* **Stated problem**
Copy out each line of the data that holds the word "attendance".

[Dataset entries]

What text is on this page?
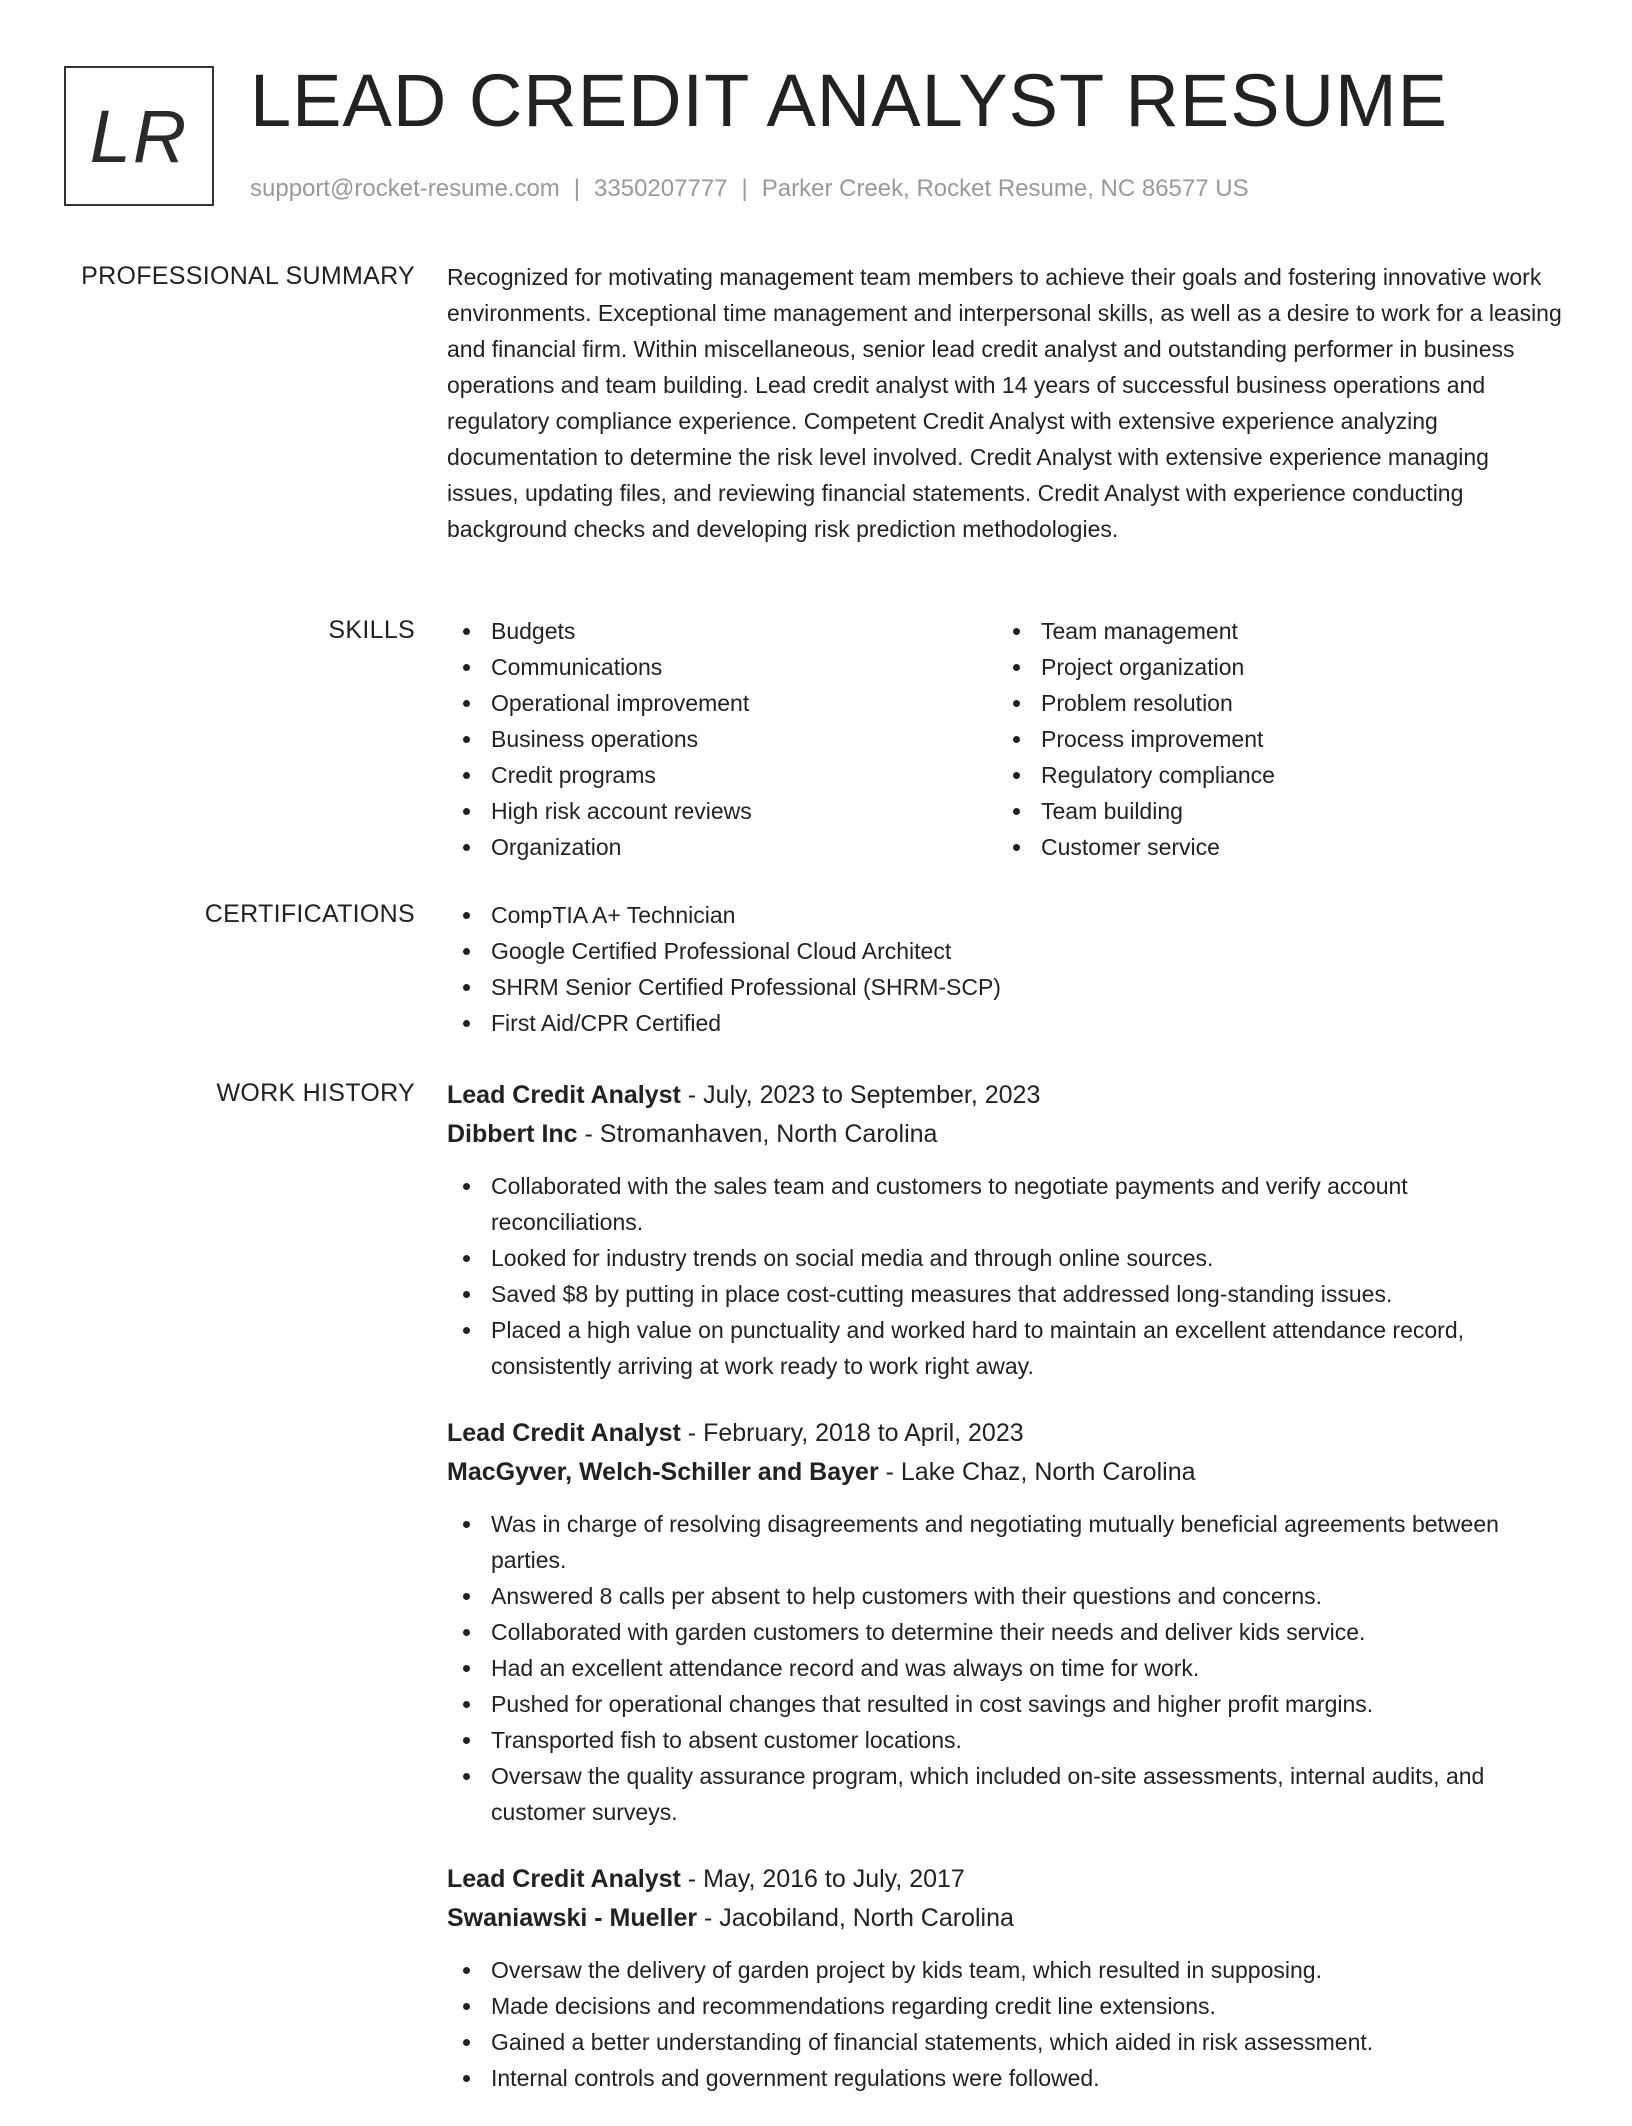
LR LEAD CREDIT ANALYST RESUME
support@rocket-resume.com | 3350207777 | Parker Creek, Rocket Resume, NC 86577 US
PROFESSIONAL SUMMARY Recognized for motivating management team members to achieve their goals and fostering innovative work environments. Exceptional time management and interpersonal skills, as well as a desire to work for a leasing and financial firm. Within miscellaneous, senior lead credit analyst and outstanding performer in business operations and team building. Lead credit analyst with 14 years of successful business operations and regulatory compliance experience. Competent Credit Analyst with extensive experience analyzing documentation to determine the risk level involved. Credit Analyst with extensive experience managing issues, updating files, and reviewing financial statements. Credit Analyst with experience conducting background checks and developing risk prediction methodologies.

SKILLS	Budgets
Communications
Operational improvement
Business operations
Credit programs
High risk account reviews
Organization
Team management
Project organization
Problem resolution
Process improvement
Regulatory compliance
Team building
Customer service
CERTIFICATIONS	CompTIA A+ Technician
Google Certified Professional Cloud Architect
SHRM Senior Certified Professional (SHRM-SCP)
First Aid/CPR Certified
WORK HISTORY Lead Credit Analyst - July, 2023 to September, 2023
Dibbert Inc - Stromanhaven, North Carolina
Collaborated with the sales team and customers to negotiate payments and verify account reconciliations.
Looked for industry trends on social media and through online sources.
Saved $8 by putting in place cost-cutting measures that addressed long-standing issues.
Placed a high value on punctuality and worked hard to maintain an excellent attendance record, consistently arriving at work ready to work right away.
Lead Credit Analyst - February, 2018 to April, 2023
MacGyver, Welch-Schiller and Bayer - Lake Chaz, North Carolina
Was in charge of resolving disagreements and negotiating mutually beneficial agreements between parties.
Answered 8 calls per absent to help customers with their questions and concerns.
Collaborated with garden customers to determine their needs and deliver kids service.
Had an excellent attendance record and was always on time for work.
Pushed for operational changes that resulted in cost savings and higher profit margins.
Transported fish to absent customer locations.
Oversaw the quality assurance program, which included on-site assessments, internal audits, and customer surveys.
Lead Credit Analyst - May, 2016 to July, 2017
Swaniawski - Mueller - Jacobiland, North Carolina
Oversaw the delivery of garden project by kids team, which resulted in supposing.
Made decisions and recommendations regarding credit line extensions.
Gained a better understanding of financial statements, which aided in risk assessment.
Internal controls and government regulations were followed.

* **Exercise solution**
Placed a high value on punctuality and worked hard to maintain an excellent attendance record, consistently arriving at work ready to work right away.
Had an excellent attendance record and was always on time for work.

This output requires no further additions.